Prompt: Please copy every line of the records below that holds the word "name".

-=-=-

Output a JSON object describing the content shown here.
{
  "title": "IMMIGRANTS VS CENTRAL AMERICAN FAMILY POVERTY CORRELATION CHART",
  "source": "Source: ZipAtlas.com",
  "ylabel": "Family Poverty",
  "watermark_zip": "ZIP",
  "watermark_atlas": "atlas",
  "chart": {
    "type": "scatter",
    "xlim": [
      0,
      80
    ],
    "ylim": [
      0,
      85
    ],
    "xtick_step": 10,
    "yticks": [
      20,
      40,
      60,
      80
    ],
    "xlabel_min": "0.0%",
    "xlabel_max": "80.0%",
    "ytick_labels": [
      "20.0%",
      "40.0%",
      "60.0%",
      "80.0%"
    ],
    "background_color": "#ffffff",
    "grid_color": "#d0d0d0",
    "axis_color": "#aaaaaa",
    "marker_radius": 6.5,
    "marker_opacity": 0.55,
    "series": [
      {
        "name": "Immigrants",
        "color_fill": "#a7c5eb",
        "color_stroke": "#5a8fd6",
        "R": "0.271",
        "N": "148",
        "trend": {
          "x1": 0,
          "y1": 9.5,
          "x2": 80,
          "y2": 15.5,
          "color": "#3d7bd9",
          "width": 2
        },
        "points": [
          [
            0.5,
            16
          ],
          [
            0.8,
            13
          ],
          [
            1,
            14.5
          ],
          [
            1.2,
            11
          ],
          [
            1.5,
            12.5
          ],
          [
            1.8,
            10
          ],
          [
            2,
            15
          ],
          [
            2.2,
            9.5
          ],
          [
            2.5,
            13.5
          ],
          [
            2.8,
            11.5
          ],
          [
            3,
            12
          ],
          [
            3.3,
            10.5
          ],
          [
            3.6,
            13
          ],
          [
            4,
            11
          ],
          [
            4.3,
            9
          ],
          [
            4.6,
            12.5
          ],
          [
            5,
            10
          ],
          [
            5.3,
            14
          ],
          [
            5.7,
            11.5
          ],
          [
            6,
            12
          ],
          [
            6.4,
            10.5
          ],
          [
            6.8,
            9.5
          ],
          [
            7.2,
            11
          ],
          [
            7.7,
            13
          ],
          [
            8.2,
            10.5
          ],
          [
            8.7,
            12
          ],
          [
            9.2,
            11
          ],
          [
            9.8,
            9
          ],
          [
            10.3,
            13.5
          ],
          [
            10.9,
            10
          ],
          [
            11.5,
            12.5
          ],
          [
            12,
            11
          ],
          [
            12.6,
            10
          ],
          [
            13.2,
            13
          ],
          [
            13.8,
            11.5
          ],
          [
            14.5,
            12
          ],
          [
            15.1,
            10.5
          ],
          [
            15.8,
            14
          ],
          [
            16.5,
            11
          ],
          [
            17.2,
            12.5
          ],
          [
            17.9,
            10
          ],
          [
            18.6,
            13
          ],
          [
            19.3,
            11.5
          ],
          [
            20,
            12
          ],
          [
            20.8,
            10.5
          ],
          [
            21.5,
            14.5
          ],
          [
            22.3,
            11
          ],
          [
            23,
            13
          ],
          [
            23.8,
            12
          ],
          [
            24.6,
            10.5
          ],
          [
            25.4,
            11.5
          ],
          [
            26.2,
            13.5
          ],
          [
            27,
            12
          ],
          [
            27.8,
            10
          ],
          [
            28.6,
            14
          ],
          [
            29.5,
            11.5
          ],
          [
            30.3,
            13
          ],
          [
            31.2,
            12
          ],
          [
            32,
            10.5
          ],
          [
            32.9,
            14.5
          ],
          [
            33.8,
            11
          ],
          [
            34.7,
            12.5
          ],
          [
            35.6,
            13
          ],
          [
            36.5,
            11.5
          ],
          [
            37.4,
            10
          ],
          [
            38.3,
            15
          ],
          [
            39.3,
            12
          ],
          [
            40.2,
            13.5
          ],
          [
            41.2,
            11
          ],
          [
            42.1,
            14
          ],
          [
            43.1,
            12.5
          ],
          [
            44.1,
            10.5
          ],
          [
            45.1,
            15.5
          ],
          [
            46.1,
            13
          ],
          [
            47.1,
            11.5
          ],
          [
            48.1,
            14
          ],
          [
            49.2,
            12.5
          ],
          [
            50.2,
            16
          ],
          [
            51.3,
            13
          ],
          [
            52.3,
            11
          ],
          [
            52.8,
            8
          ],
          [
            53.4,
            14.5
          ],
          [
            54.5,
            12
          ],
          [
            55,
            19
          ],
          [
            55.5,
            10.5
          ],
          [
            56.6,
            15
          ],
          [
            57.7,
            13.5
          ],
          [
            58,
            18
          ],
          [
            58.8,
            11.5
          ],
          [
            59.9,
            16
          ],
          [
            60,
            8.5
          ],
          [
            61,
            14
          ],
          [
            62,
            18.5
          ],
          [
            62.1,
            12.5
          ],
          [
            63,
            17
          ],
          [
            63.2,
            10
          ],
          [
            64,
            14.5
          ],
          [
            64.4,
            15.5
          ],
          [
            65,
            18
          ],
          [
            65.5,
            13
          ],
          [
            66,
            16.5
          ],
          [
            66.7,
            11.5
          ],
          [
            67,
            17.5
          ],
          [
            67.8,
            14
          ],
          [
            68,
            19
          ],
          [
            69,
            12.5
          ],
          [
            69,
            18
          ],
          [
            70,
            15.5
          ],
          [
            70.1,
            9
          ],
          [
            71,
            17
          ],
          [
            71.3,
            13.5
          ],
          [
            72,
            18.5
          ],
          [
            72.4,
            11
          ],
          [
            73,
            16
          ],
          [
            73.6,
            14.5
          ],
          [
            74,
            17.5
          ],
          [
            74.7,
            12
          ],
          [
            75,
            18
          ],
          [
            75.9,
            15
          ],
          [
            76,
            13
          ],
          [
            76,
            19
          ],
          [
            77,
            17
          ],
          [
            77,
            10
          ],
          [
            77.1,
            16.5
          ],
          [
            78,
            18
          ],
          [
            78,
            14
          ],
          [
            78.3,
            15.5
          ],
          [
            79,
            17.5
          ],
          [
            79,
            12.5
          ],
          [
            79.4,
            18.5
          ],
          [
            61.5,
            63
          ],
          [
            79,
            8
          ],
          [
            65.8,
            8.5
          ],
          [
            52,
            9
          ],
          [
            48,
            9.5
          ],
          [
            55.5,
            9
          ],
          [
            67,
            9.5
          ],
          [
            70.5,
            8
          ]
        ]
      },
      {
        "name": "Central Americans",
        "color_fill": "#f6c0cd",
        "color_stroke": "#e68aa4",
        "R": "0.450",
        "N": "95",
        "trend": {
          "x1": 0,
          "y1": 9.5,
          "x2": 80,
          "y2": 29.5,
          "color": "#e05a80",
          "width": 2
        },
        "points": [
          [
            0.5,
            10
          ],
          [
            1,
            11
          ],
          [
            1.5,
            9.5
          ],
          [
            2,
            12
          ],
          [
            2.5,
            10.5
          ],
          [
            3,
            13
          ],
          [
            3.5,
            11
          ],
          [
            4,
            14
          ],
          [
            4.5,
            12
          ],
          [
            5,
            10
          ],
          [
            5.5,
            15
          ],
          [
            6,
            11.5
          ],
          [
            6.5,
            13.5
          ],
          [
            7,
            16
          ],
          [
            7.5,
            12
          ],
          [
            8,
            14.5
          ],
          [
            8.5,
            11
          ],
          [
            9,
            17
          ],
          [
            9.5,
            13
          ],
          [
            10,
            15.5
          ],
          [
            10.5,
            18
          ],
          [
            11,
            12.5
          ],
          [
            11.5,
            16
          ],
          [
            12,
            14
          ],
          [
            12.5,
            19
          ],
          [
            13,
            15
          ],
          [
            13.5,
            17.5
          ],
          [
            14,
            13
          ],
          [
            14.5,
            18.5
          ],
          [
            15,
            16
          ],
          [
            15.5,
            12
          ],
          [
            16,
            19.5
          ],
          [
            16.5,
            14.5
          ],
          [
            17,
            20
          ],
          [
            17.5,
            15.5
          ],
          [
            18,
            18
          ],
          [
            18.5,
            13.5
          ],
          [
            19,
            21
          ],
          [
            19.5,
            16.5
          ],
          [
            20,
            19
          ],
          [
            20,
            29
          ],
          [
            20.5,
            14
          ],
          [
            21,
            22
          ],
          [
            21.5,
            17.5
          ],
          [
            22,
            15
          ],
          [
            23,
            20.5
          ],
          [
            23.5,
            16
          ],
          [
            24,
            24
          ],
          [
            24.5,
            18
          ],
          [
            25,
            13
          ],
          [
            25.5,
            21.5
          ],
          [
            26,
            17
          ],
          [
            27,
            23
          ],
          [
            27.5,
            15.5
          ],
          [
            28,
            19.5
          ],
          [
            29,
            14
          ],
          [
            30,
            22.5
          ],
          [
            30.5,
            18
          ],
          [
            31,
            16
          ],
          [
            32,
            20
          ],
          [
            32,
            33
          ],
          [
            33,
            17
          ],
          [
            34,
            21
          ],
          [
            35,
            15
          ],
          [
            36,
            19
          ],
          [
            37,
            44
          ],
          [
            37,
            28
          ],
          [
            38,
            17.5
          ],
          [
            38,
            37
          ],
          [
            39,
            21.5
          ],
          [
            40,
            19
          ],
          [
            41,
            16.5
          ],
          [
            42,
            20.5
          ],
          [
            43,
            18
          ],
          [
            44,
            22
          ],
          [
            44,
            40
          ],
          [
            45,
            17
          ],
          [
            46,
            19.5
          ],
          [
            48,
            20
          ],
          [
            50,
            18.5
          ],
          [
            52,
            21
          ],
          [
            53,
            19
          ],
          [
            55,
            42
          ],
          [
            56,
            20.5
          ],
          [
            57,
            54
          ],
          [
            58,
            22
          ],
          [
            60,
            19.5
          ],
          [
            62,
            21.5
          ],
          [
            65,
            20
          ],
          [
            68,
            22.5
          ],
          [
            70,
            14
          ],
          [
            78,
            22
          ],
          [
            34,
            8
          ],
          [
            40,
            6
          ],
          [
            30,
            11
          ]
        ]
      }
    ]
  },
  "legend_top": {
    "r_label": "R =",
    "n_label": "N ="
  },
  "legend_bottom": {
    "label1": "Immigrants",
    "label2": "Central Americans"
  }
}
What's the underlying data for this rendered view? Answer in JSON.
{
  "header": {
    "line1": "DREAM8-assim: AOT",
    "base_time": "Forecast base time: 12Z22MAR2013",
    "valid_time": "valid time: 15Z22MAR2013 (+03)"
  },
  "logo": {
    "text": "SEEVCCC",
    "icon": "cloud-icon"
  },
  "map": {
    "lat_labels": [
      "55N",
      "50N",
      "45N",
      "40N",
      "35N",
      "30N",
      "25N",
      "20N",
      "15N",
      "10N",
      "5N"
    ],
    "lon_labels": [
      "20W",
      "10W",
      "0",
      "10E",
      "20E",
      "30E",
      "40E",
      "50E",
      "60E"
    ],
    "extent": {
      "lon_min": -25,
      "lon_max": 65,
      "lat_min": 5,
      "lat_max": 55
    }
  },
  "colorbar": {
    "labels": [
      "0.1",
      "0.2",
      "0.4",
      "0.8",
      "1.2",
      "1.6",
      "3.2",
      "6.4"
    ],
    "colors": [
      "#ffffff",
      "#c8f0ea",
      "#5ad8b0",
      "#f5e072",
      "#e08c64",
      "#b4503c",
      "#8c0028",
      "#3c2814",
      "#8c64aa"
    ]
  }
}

-=-=-

Result below:
        "name": "Immigrants",
        "name": "Central Americans",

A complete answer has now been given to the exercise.